* Stated problem *
Find each line that has the string "grants" and give the total, with nothing else.

________________

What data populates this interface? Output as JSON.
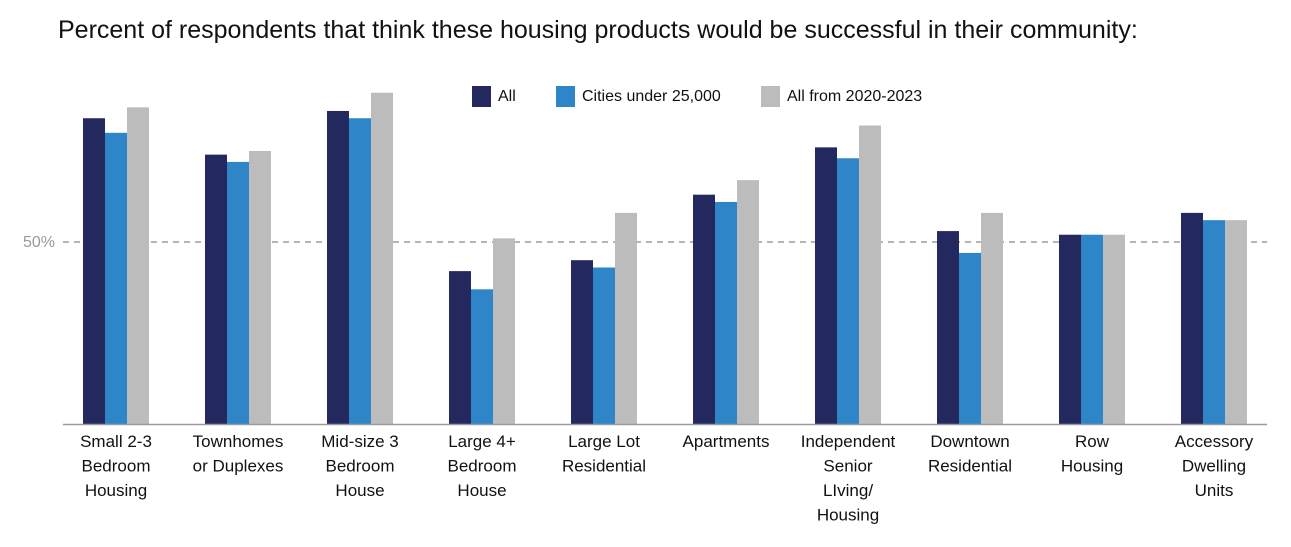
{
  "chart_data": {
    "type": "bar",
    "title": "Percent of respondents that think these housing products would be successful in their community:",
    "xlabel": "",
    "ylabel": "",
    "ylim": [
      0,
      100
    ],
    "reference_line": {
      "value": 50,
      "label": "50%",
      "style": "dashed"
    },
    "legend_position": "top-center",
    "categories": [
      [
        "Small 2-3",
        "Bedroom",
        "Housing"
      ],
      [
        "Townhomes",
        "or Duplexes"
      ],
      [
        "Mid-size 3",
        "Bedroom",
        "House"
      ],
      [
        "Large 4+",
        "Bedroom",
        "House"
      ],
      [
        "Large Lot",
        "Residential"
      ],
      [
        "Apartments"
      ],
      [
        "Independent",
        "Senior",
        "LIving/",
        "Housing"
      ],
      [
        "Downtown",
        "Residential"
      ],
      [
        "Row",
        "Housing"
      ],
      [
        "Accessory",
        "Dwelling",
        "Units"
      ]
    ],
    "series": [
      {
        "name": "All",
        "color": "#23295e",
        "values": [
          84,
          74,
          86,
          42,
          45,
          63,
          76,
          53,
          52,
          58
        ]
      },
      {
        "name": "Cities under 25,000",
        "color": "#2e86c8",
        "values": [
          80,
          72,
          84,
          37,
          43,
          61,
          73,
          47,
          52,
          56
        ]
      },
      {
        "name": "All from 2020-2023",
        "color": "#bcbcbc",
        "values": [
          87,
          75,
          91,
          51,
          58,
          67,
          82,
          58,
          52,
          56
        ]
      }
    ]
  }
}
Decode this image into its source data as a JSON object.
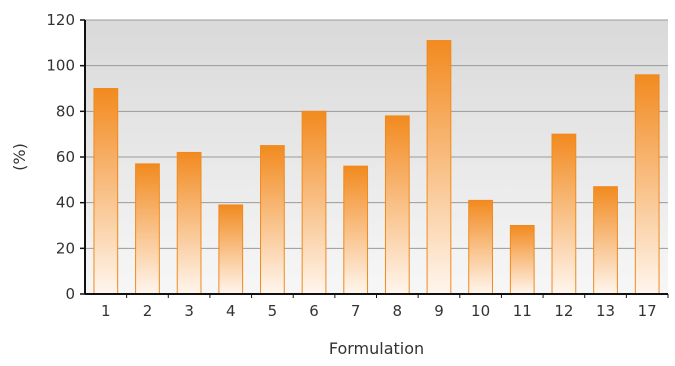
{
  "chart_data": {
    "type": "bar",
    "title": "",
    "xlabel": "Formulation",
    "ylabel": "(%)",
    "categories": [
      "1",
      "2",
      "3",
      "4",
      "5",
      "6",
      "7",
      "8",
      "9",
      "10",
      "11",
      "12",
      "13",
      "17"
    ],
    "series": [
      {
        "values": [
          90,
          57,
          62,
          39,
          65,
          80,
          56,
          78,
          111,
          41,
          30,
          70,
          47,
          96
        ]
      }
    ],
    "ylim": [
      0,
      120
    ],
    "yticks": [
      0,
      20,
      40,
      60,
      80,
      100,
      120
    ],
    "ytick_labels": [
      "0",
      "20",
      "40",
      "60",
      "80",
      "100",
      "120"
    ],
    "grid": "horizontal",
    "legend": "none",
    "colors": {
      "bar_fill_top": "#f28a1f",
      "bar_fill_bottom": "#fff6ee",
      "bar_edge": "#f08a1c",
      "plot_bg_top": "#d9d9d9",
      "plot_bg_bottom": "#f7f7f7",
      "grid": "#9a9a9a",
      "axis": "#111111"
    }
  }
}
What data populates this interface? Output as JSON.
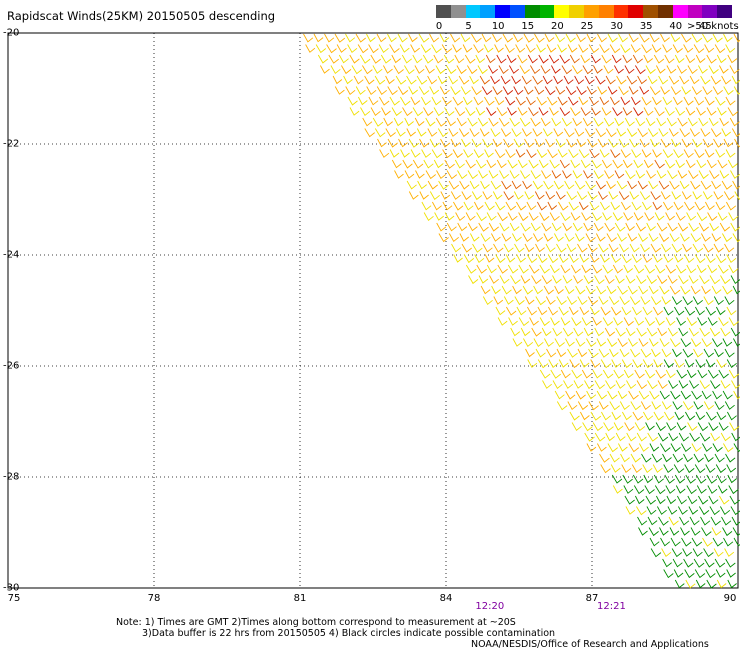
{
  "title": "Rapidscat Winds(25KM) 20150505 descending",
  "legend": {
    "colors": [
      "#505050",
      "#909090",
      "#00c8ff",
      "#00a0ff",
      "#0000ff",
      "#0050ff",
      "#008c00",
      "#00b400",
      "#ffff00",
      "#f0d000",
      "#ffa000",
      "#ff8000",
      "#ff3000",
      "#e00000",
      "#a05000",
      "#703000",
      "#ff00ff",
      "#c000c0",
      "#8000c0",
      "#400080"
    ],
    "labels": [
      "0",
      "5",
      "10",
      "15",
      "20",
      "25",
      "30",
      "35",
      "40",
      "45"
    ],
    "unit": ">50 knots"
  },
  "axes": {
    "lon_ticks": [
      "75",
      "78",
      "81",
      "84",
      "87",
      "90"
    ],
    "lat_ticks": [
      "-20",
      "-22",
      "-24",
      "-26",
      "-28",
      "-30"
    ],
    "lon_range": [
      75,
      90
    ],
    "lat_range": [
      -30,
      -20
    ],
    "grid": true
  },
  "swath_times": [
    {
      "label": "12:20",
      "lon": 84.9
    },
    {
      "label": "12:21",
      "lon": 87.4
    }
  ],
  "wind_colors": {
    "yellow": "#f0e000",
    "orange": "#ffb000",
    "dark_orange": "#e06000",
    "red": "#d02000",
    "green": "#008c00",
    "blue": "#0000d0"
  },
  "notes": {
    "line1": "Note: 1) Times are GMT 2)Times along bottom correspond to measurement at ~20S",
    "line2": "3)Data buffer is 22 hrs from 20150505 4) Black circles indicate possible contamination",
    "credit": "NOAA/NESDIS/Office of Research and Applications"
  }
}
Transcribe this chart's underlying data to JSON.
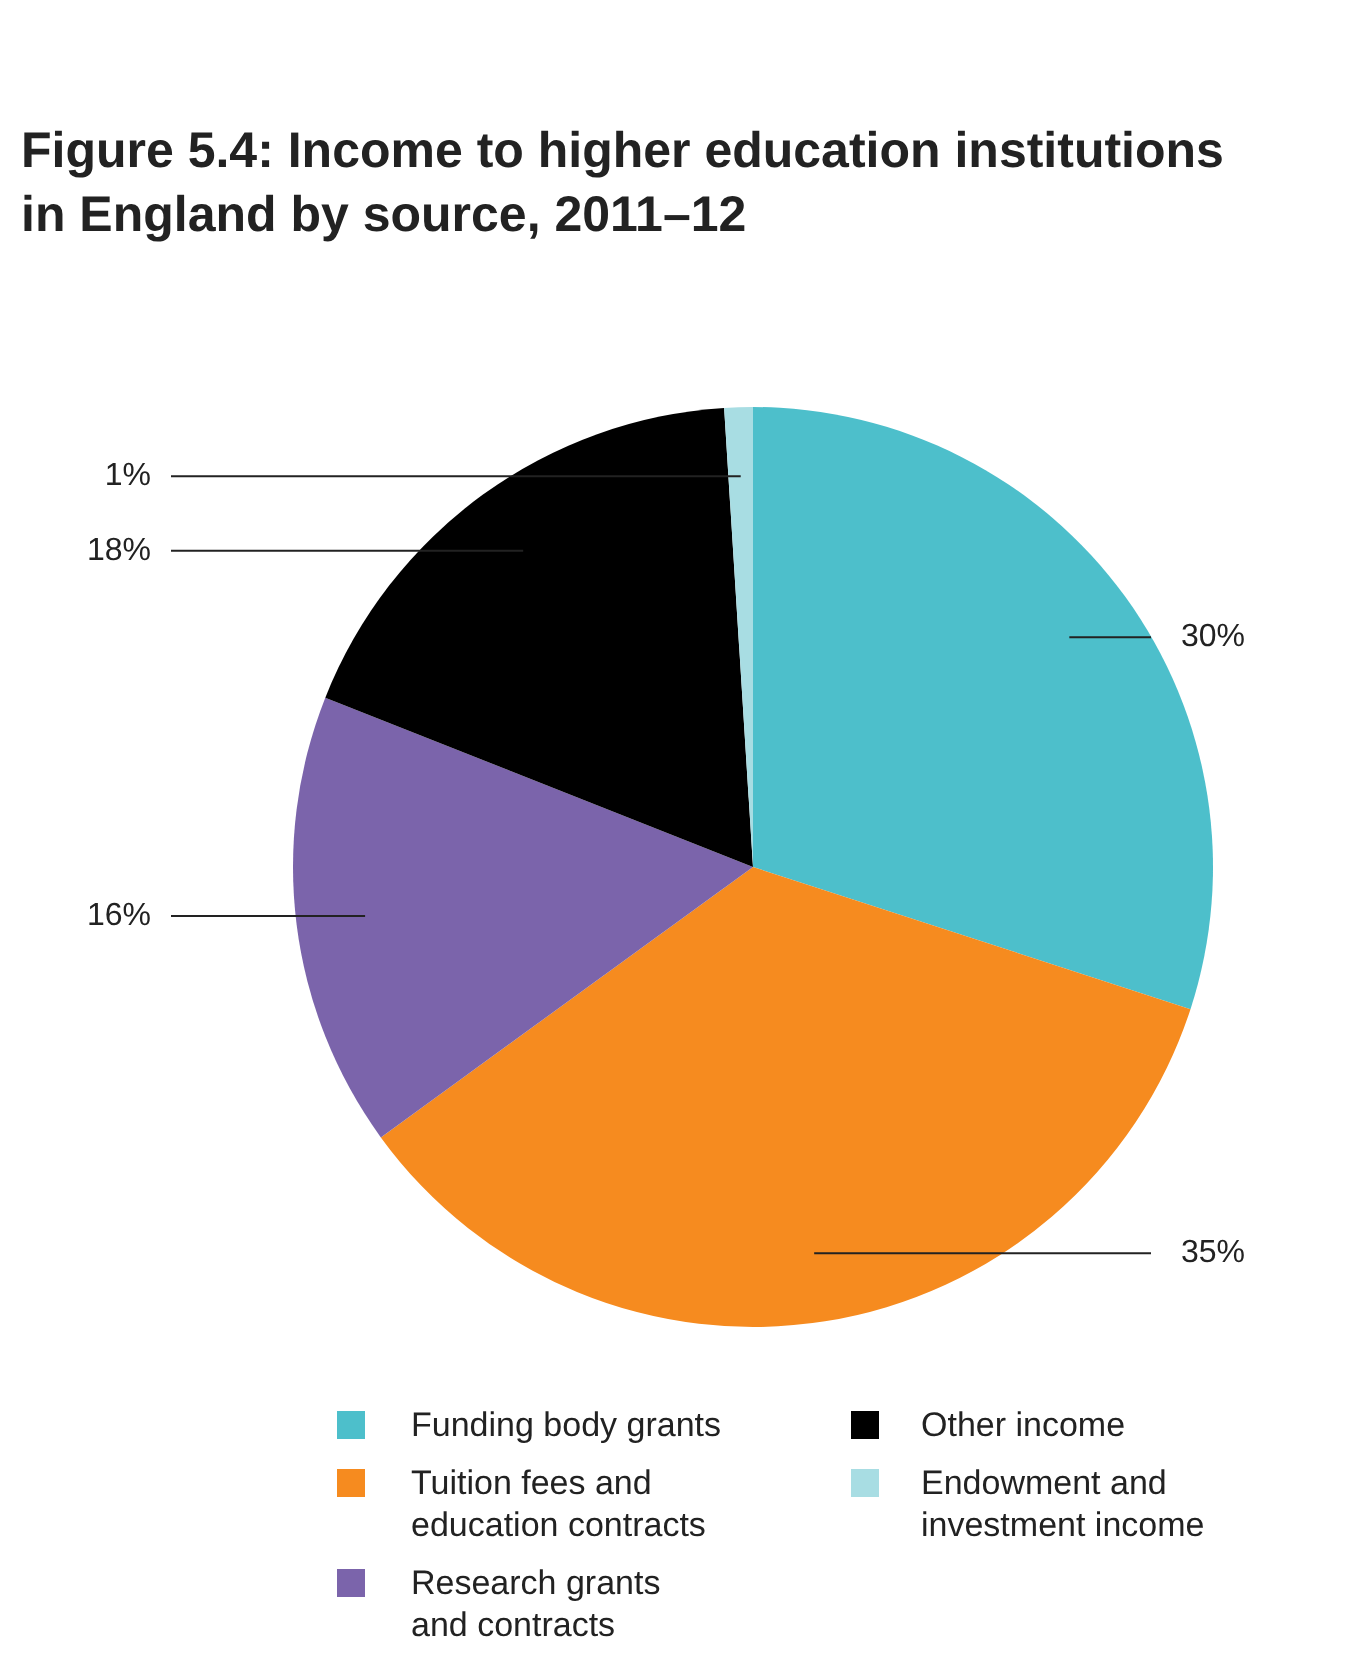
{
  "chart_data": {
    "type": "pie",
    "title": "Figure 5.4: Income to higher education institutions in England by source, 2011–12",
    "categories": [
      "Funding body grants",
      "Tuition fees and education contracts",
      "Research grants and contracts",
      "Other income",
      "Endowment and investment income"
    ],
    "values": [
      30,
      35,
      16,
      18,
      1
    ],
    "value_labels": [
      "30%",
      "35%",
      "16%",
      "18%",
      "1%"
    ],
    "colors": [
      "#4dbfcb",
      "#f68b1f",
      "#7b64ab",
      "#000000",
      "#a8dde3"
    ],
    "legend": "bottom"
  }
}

________________

* The output *
2